» **WHAT YOU WILL DO**
Extract every line between the one with "What data populates" and the end of the entries, both included, word for word and free of pictures.

#####

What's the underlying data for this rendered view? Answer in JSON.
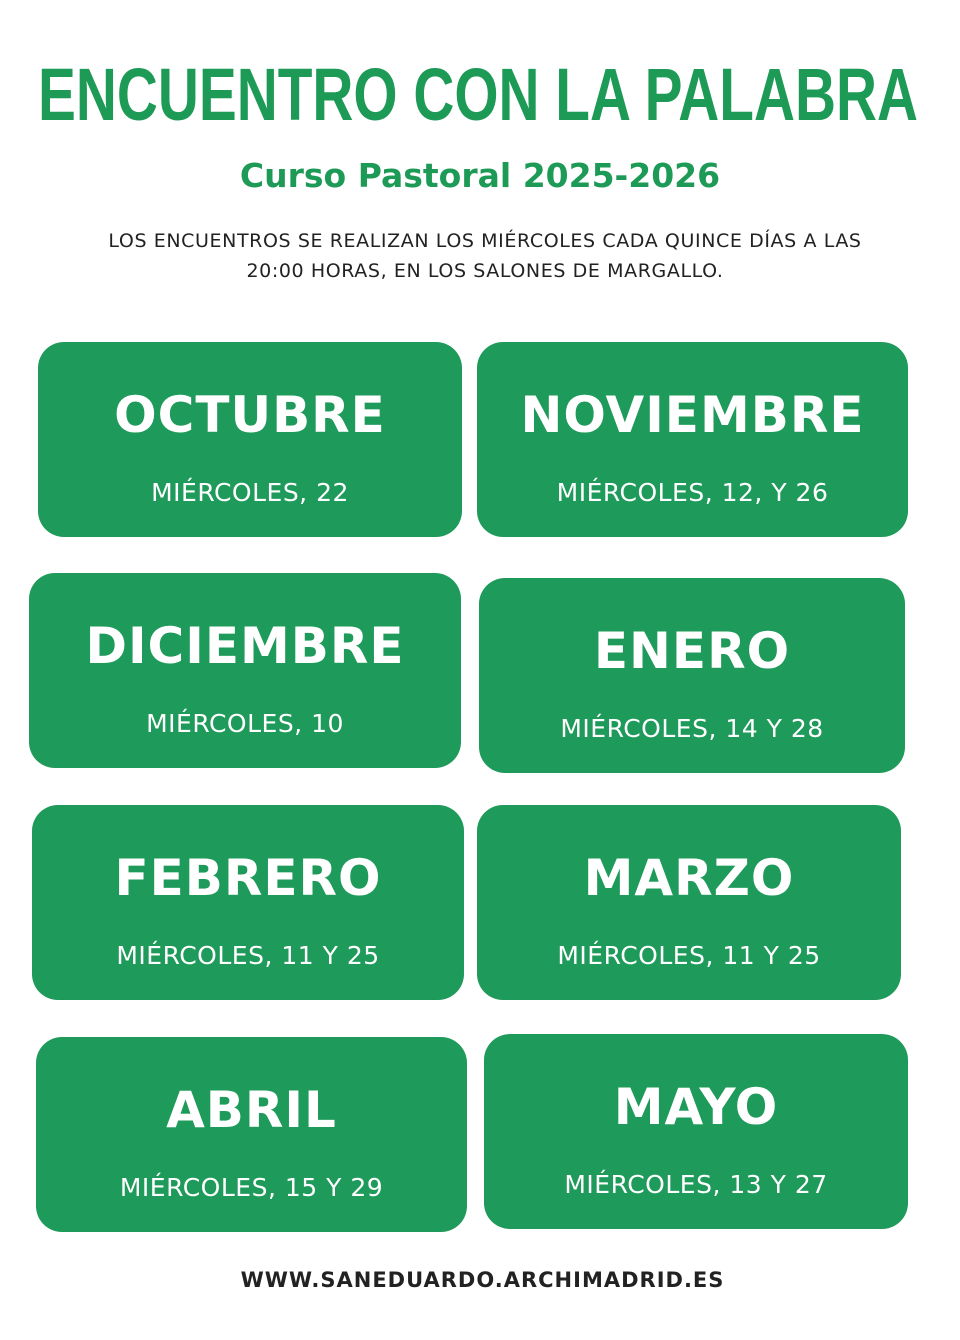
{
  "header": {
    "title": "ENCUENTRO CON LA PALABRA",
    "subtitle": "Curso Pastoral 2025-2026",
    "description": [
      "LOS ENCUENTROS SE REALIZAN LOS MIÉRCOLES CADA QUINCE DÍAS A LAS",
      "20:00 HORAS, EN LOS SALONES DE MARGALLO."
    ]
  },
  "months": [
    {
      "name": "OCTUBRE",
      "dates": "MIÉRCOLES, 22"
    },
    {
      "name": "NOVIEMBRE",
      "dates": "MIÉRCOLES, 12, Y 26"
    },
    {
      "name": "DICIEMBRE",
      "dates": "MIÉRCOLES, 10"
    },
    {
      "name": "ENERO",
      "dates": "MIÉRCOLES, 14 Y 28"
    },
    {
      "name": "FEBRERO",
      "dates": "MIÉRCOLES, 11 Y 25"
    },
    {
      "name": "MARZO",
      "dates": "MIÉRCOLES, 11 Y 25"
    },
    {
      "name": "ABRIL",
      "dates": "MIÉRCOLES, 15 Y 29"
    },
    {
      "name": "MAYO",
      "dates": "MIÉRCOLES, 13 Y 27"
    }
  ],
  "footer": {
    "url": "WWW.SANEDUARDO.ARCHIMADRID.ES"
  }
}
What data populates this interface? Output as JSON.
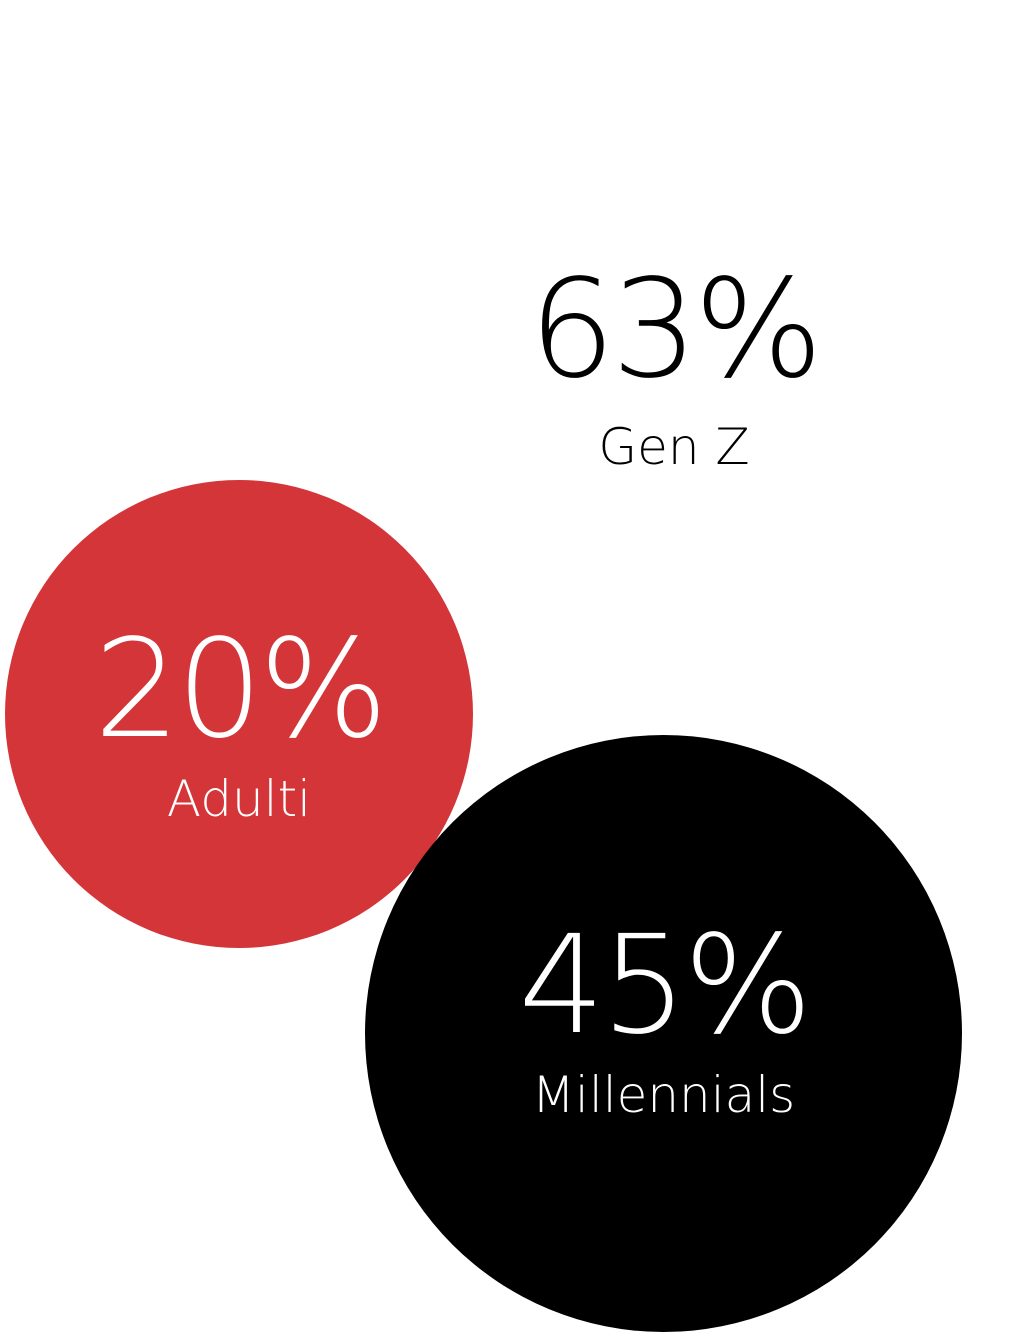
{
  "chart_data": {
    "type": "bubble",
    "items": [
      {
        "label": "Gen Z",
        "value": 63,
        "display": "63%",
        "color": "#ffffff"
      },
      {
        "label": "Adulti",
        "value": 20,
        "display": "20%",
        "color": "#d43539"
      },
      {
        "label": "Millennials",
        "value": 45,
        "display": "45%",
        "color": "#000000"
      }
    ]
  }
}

#####

» **CORRECT RESULT**
What data populates this interface? Output as JSON.
{
  "chart_data": {
    "type": "bubble",
    "items": [
      {
        "label": "Gen Z",
        "value": 63,
        "display": "63%",
        "color": "#ffffff"
      },
      {
        "label": "Adulti",
        "value": 20,
        "display": "20%",
        "color": "#d43539"
      },
      {
        "label": "Millennials",
        "value": 45,
        "display": "45%",
        "color": "#000000"
      }
    ]
  }
}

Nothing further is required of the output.